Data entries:
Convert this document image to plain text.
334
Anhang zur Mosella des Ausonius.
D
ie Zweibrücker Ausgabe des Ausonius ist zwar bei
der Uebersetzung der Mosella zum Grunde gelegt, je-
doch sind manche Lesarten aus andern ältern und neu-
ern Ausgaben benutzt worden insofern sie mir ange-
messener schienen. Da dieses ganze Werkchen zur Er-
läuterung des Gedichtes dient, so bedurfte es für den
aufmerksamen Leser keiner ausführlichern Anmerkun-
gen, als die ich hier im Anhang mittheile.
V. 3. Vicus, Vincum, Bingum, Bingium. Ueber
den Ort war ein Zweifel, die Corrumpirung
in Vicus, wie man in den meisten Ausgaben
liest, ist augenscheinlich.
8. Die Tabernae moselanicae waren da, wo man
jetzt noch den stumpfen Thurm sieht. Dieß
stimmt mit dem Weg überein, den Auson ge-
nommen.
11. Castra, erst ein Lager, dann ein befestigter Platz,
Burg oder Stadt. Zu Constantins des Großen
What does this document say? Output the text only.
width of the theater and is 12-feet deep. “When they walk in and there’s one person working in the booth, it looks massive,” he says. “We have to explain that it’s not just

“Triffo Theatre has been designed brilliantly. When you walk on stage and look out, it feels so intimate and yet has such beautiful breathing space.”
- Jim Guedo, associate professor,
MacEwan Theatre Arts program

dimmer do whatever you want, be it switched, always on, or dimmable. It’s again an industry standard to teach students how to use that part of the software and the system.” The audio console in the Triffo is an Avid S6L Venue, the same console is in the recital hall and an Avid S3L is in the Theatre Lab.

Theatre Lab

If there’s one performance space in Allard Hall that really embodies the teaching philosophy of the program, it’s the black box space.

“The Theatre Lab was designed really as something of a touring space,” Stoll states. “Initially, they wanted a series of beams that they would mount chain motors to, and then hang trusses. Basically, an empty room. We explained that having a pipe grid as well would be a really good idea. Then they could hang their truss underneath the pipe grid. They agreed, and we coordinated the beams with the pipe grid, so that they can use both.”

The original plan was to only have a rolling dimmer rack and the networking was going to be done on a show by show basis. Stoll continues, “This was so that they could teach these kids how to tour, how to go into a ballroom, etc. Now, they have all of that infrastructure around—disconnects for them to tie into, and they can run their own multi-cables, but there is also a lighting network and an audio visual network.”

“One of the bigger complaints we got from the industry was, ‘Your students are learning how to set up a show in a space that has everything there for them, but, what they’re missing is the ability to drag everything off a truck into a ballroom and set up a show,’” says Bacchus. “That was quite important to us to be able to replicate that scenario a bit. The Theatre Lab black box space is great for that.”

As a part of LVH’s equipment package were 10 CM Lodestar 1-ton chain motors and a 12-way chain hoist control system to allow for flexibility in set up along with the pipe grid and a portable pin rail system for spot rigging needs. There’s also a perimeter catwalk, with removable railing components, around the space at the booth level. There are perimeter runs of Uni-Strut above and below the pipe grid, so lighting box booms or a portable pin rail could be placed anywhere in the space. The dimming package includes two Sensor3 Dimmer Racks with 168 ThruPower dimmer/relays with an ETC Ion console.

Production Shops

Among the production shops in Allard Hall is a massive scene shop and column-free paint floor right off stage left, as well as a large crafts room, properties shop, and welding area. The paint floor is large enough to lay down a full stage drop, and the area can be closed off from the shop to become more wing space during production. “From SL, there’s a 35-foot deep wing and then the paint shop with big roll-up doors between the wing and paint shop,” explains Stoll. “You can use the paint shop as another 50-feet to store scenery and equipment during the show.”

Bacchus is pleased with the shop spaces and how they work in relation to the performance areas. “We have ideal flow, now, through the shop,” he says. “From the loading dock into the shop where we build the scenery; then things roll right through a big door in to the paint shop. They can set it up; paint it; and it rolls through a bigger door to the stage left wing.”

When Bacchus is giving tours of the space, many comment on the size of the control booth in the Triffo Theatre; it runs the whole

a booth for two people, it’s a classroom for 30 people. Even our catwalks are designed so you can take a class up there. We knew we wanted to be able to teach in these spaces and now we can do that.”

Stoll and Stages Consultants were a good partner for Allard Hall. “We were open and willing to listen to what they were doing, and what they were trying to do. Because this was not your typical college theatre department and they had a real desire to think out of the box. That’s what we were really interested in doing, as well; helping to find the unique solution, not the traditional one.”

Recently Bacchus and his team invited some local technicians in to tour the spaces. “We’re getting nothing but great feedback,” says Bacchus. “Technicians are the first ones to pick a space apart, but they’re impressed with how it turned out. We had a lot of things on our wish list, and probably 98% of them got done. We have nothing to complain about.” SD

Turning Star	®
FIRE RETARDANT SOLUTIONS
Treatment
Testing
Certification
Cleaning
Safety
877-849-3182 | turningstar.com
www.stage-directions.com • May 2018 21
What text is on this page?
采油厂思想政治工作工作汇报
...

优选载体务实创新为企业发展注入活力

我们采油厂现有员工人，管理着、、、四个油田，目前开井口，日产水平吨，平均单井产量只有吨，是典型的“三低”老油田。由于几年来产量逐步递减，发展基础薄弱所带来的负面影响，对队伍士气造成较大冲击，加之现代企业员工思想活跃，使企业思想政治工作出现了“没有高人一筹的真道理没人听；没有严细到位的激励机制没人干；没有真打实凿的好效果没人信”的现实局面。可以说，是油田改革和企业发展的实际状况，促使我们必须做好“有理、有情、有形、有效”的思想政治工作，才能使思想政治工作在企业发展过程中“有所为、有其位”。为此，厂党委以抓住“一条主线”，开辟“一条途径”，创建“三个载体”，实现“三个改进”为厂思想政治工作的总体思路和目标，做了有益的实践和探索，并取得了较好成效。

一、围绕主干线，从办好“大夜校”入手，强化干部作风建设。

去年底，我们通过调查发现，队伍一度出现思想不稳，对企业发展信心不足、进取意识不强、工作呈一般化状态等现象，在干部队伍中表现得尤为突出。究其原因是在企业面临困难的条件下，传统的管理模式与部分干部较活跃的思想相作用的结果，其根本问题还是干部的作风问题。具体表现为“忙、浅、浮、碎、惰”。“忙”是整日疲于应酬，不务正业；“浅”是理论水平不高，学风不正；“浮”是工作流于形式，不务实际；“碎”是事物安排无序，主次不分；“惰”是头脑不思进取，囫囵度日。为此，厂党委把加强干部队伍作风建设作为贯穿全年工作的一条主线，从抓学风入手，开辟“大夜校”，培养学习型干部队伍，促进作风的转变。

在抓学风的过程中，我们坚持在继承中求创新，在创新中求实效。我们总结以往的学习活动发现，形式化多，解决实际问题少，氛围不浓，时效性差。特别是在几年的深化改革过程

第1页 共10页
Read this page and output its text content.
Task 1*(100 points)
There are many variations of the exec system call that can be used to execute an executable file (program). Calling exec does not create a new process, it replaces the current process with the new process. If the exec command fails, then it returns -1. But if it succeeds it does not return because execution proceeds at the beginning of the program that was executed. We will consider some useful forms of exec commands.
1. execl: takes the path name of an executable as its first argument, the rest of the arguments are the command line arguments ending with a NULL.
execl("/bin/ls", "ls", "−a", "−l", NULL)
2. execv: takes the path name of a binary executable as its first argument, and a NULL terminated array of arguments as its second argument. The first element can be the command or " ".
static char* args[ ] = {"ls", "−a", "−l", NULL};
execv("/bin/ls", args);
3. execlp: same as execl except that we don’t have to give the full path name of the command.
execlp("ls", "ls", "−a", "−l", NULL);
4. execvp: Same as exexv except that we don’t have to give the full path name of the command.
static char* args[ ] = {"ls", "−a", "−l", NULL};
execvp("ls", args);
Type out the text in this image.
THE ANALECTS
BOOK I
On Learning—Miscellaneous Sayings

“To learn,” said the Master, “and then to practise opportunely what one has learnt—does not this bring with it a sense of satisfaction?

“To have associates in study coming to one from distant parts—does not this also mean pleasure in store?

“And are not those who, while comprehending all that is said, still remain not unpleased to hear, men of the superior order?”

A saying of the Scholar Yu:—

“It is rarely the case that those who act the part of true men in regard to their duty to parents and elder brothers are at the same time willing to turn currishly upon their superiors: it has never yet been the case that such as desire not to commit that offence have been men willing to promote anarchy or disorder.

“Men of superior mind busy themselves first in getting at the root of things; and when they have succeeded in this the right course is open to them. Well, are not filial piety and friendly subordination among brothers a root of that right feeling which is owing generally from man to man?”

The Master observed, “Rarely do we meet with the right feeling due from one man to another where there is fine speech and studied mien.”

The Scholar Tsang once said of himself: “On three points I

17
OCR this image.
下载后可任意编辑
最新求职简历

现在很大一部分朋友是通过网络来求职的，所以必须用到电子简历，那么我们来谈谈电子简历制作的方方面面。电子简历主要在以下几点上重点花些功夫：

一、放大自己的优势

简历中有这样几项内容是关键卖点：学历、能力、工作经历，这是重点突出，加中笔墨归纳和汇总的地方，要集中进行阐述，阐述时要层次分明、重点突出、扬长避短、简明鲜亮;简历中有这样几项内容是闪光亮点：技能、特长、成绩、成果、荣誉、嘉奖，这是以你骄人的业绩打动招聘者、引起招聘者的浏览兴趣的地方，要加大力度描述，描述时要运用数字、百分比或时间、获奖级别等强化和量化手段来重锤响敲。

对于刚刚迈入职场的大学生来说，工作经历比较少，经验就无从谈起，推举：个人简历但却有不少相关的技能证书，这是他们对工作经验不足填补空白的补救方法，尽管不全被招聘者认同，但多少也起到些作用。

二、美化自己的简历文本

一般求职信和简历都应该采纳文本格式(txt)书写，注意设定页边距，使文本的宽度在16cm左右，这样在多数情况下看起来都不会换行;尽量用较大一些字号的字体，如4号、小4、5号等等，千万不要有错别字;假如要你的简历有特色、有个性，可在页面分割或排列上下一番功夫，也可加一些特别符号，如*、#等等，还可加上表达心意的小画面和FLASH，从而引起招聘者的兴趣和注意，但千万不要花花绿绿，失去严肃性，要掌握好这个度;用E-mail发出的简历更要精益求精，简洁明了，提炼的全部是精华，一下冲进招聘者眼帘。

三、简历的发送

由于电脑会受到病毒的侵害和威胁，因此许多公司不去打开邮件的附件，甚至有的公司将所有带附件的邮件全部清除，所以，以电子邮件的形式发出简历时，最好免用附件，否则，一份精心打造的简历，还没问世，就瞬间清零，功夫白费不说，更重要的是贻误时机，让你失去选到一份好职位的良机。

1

Work to do =
List each line of the records that holds the string "ballroom".

Task solution =
The original plan was to only have a rolling dimmer rack and the networking was going to be done on a show by show basis. Stoll continues, “This was so that they could teach these kids how to tour, how to go into a ballroom, etc. Now, they have all of that infrastructure around—disconnects for them to tie into, and they can run their own multi-cables, but there is also a lighting network and an audio visual network.”
“One of the bigger complaints we got from the industry was, ‘Your students are learning how to set up a show in a space that has everything there for them, but, what they’re missing is the ability to drag everything off a truck into a ballroom and set up a show,’” says Bacchus. “That was quite important to us to be able to replicate that scenario a bit. The Theatre Lab black box space is great for that.”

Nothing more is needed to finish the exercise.